++++ Data supplied

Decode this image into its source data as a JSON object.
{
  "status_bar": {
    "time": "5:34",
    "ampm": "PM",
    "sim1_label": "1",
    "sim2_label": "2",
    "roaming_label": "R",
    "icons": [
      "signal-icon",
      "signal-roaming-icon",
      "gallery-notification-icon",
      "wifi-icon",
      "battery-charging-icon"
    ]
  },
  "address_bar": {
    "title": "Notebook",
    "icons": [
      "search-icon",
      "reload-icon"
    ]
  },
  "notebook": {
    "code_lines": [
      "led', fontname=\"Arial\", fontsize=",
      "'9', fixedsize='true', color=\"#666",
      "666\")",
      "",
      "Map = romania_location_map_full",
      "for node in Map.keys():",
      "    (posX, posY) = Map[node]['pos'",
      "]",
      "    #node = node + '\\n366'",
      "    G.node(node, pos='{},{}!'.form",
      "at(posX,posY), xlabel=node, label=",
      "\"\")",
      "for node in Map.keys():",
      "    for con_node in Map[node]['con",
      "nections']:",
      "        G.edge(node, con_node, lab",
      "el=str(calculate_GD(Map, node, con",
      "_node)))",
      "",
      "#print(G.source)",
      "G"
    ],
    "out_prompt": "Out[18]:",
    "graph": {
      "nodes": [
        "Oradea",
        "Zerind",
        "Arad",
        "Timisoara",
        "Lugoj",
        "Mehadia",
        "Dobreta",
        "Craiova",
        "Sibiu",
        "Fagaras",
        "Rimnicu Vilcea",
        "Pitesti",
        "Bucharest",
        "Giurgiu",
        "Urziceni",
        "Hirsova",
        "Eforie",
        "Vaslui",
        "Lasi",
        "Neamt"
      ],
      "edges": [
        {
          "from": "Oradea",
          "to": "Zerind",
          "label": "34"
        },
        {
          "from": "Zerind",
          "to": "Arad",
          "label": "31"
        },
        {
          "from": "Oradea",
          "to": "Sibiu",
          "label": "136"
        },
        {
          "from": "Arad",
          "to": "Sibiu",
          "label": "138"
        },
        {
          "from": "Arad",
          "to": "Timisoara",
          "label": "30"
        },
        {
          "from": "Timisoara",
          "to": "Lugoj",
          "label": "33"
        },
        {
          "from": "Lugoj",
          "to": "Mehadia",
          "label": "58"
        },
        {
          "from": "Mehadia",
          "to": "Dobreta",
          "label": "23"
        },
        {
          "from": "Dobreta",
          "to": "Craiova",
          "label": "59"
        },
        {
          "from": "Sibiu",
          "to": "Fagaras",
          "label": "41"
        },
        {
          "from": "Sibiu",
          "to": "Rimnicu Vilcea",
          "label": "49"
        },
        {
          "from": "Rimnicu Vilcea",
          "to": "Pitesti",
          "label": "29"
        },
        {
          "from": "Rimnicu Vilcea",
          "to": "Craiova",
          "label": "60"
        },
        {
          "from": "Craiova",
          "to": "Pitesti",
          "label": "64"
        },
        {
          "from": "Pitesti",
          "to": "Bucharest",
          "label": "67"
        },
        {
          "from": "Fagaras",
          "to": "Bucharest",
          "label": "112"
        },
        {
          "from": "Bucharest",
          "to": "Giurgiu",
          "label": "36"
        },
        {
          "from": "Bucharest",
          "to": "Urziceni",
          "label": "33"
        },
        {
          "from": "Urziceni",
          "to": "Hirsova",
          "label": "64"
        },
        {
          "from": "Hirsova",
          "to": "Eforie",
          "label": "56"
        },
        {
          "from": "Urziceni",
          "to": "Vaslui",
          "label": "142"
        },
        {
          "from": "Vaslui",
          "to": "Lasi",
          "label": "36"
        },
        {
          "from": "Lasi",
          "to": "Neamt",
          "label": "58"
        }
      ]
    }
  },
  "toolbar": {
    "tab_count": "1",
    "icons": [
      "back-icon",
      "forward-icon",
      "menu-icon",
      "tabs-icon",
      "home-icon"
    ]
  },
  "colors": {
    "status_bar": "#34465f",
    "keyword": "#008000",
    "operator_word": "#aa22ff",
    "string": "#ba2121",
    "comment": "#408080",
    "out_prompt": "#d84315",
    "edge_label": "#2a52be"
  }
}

++++++++

- [Aim]
Repeat the material word for word, in full.

- [Response to this exercise]
Decode this image into its source data as a JSON object.
{
  "status_bar": {
    "time": "5:34",
    "ampm": "PM",
    "sim1_label": "1",
    "sim2_label": "2",
    "roaming_label": "R",
    "icons": [
      "signal-icon",
      "signal-roaming-icon",
      "gallery-notification-icon",
      "wifi-icon",
      "battery-charging-icon"
    ]
  },
  "address_bar": {
    "title": "Notebook",
    "icons": [
      "search-icon",
      "reload-icon"
    ]
  },
  "notebook": {
    "code_lines": [
      "led', fontname=\"Arial\", fontsize=",
      "'9', fixedsize='true', color=\"#666",
      "666\")",
      "",
      "Map = romania_location_map_full",
      "for node in Map.keys():",
      "    (posX, posY) = Map[node]['pos'",
      "]",
      "    #node = node + '\\n366'",
      "    G.node(node, pos='{},{}!'.form",
      "at(posX,posY), xlabel=node, label=",
      "\"\")",
      "for node in Map.keys():",
      "    for con_node in Map[node]['con",
      "nections']:",
      "        G.edge(node, con_node, lab",
      "el=str(calculate_GD(Map, node, con",
      "_node)))",
      "",
      "#print(G.source)",
      "G"
    ],
    "out_prompt": "Out[18]:",
    "graph": {
      "nodes": [
        "Oradea",
        "Zerind",
        "Arad",
        "Timisoara",
        "Lugoj",
        "Mehadia",
        "Dobreta",
        "Craiova",
        "Sibiu",
        "Fagaras",
        "Rimnicu Vilcea",
        "Pitesti",
        "Bucharest",
        "Giurgiu",
        "Urziceni",
        "Hirsova",
        "Eforie",
        "Vaslui",
        "Lasi",
        "Neamt"
      ],
      "edges": [
        {
          "from": "Oradea",
          "to": "Zerind",
          "label": "34"
        },
        {
          "from": "Zerind",
          "to": "Arad",
          "label": "31"
        },
        {
          "from": "Oradea",
          "to": "Sibiu",
          "label": "136"
        },
        {
          "from": "Arad",
          "to": "Sibiu",
          "label": "138"
        },
        {
          "from": "Arad",
          "to": "Timisoara",
          "label": "30"
        },
        {
          "from": "Timisoara",
          "to": "Lugoj",
          "label": "33"
        },
        {
          "from": "Lugoj",
          "to": "Mehadia",
          "label": "58"
        },
        {
          "from": "Mehadia",
          "to": "Dobreta",
          "label": "23"
        },
        {
          "from": "Dobreta",
          "to": "Craiova",
          "label": "59"
        },
        {
          "from": "Sibiu",
          "to": "Fagaras",
          "label": "41"
        },
        {
          "from": "Sibiu",
          "to": "Rimnicu Vilcea",
          "label": "49"
        },
        {
          "from": "Rimnicu Vilcea",
          "to": "Pitesti",
          "label": "29"
        },
        {
          "from": "Rimnicu Vilcea",
          "to": "Craiova",
          "label": "60"
        },
        {
          "from": "Craiova",
          "to": "Pitesti",
          "label": "64"
        },
        {
          "from": "Pitesti",
          "to": "Bucharest",
          "label": "67"
        },
        {
          "from": "Fagaras",
          "to": "Bucharest",
          "label": "112"
        },
        {
          "from": "Bucharest",
          "to": "Giurgiu",
          "label": "36"
        },
        {
          "from": "Bucharest",
          "to": "Urziceni",
          "label": "33"
        },
        {
          "from": "Urziceni",
          "to": "Hirsova",
          "label": "64"
        },
        {
          "from": "Hirsova",
          "to": "Eforie",
          "label": "56"
        },
        {
          "from": "Urziceni",
          "to": "Vaslui",
          "label": "142"
        },
        {
          "from": "Vaslui",
          "to": "Lasi",
          "label": "36"
        },
        {
          "from": "Lasi",
          "to": "Neamt",
          "label": "58"
        }
      ]
    }
  },
  "toolbar": {
    "tab_count": "1",
    "icons": [
      "back-icon",
      "forward-icon",
      "menu-icon",
      "tabs-icon",
      "home-icon"
    ]
  },
  "colors": {
    "status_bar": "#34465f",
    "keyword": "#008000",
    "operator_word": "#aa22ff",
    "string": "#ba2121",
    "comment": "#408080",
    "out_prompt": "#d84315",
    "edge_label": "#2a52be"
  }
}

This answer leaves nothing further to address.